Return the records in full, exactly as given.
====== SOURCE MATERIAL ======
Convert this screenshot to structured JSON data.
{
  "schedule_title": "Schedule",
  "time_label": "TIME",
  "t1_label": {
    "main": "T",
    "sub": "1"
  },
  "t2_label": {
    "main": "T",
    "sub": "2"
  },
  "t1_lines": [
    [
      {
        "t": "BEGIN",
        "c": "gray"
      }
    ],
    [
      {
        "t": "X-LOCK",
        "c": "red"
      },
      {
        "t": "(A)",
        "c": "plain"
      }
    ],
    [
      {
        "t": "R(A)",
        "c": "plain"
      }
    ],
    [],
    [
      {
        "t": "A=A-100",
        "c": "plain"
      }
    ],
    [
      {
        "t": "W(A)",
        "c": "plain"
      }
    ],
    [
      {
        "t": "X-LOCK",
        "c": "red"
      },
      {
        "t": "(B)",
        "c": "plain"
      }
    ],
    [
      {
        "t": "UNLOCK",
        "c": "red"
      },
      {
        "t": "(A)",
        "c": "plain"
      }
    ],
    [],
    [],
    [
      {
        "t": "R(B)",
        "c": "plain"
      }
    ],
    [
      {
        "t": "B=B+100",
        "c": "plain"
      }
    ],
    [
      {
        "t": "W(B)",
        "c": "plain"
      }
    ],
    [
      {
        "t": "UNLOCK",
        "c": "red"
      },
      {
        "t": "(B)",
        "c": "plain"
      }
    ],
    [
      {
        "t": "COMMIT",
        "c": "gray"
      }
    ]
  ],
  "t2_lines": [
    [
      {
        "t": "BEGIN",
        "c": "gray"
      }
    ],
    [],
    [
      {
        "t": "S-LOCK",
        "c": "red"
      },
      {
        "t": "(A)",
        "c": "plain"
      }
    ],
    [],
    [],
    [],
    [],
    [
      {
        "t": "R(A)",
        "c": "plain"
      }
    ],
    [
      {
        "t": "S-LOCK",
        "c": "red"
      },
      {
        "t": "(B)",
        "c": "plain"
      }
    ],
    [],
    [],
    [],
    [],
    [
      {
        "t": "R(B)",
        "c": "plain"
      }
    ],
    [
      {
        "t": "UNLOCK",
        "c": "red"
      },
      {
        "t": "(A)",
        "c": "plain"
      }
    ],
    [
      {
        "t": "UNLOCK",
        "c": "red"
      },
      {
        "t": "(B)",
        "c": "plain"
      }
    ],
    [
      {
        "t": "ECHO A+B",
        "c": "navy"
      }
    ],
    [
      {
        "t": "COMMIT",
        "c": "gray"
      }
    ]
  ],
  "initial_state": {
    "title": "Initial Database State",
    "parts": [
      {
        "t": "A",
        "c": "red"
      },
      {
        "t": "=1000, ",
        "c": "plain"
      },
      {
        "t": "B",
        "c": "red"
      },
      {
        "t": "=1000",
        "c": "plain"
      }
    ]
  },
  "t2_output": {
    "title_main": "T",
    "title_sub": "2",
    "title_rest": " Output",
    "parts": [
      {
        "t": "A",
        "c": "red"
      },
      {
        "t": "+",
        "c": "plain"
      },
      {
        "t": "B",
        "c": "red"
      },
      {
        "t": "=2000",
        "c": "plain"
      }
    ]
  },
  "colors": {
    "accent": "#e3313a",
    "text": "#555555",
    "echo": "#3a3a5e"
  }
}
======
• TASK ANSWER:
Convert this screenshot to structured JSON data.
{
  "schedule_title": "Schedule",
  "time_label": "TIME",
  "t1_label": {
    "main": "T",
    "sub": "1"
  },
  "t2_label": {
    "main": "T",
    "sub": "2"
  },
  "t1_lines": [
    [
      {
        "t": "BEGIN",
        "c": "gray"
      }
    ],
    [
      {
        "t": "X-LOCK",
        "c": "red"
      },
      {
        "t": "(A)",
        "c": "plain"
      }
    ],
    [
      {
        "t": "R(A)",
        "c": "plain"
      }
    ],
    [],
    [
      {
        "t": "A=A-100",
        "c": "plain"
      }
    ],
    [
      {
        "t": "W(A)",
        "c": "plain"
      }
    ],
    [
      {
        "t": "X-LOCK",
        "c": "red"
      },
      {
        "t": "(B)",
        "c": "plain"
      }
    ],
    [
      {
        "t": "UNLOCK",
        "c": "red"
      },
      {
        "t": "(A)",
        "c": "plain"
      }
    ],
    [],
    [],
    [
      {
        "t": "R(B)",
        "c": "plain"
      }
    ],
    [
      {
        "t": "B=B+100",
        "c": "plain"
      }
    ],
    [
      {
        "t": "W(B)",
        "c": "plain"
      }
    ],
    [
      {
        "t": "UNLOCK",
        "c": "red"
      },
      {
        "t": "(B)",
        "c": "plain"
      }
    ],
    [
      {
        "t": "COMMIT",
        "c": "gray"
      }
    ]
  ],
  "t2_lines": [
    [
      {
        "t": "BEGIN",
        "c": "gray"
      }
    ],
    [],
    [
      {
        "t": "S-LOCK",
        "c": "red"
      },
      {
        "t": "(A)",
        "c": "plain"
      }
    ],
    [],
    [],
    [],
    [],
    [
      {
        "t": "R(A)",
        "c": "plain"
      }
    ],
    [
      {
        "t": "S-LOCK",
        "c": "red"
      },
      {
        "t": "(B)",
        "c": "plain"
      }
    ],
    [],
    [],
    [],
    [],
    [
      {
        "t": "R(B)",
        "c": "plain"
      }
    ],
    [
      {
        "t": "UNLOCK",
        "c": "red"
      },
      {
        "t": "(A)",
        "c": "plain"
      }
    ],
    [
      {
        "t": "UNLOCK",
        "c": "red"
      },
      {
        "t": "(B)",
        "c": "plain"
      }
    ],
    [
      {
        "t": "ECHO A+B",
        "c": "navy"
      }
    ],
    [
      {
        "t": "COMMIT",
        "c": "gray"
      }
    ]
  ],
  "initial_state": {
    "title": "Initial Database State",
    "parts": [
      {
        "t": "A",
        "c": "red"
      },
      {
        "t": "=1000, ",
        "c": "plain"
      },
      {
        "t": "B",
        "c": "red"
      },
      {
        "t": "=1000",
        "c": "plain"
      }
    ]
  },
  "t2_output": {
    "title_main": "T",
    "title_sub": "2",
    "title_rest": " Output",
    "parts": [
      {
        "t": "A",
        "c": "red"
      },
      {
        "t": "+",
        "c": "plain"
      },
      {
        "t": "B",
        "c": "red"
      },
      {
        "t": "=2000",
        "c": "plain"
      }
    ]
  },
  "colors": {
    "accent": "#e3313a",
    "text": "#555555",
    "echo": "#3a3a5e"
  }
}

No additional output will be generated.